Wherever the string "label" appears in the listing, copy that line.

### Records for this task
::::::::

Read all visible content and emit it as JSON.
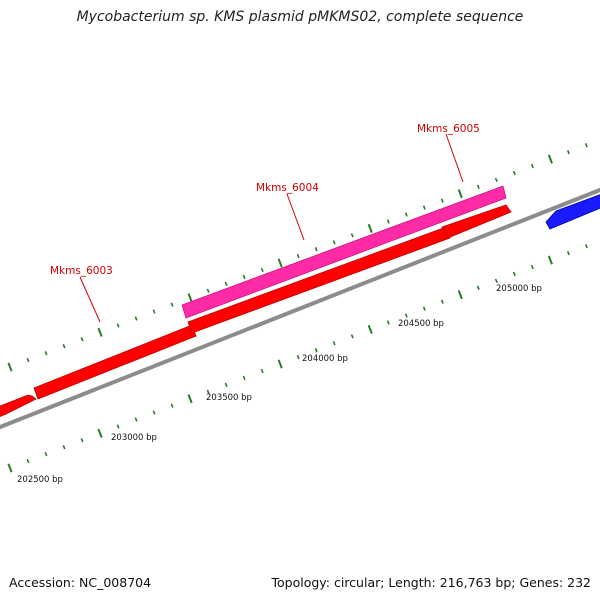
{
  "title": "Mycobacterium sp. KMS plasmid pMKMS02, complete sequence",
  "footer": {
    "accession": "Accession: NC_008704",
    "summary": "Topology: circular; Length: 216,763 bp; Genes: 232"
  },
  "colors": {
    "backbone": "#8c8c8c",
    "forward_gene": "#ff0000",
    "forward_gene_dark": "#c00000",
    "pink_gene": "#ff2aa5",
    "pink_gene_dark": "#c8157c",
    "reverse_gene": "#1a1aff",
    "tick": "#2a7a2a",
    "label": "#d40000"
  },
  "genes": {
    "mkms6003": {
      "label": "Mkms_6003"
    },
    "mkms6004": {
      "label": "Mkms_6004"
    },
    "mkms6005": {
      "label": "Mkms_6005"
    }
  },
  "ticks": {
    "t202500": "202500 bp",
    "t203000": "203000 bp",
    "t203500": "203500 bp",
    "t204000": "204000 bp",
    "t204500": "204500 bp",
    "t205000": "205000 bp"
  }
}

::::::::

### Response box
    "label": "#d40000"
      "label": "Mkms_6003"
      "label": "Mkms_6004"
      "label": "Mkms_6005"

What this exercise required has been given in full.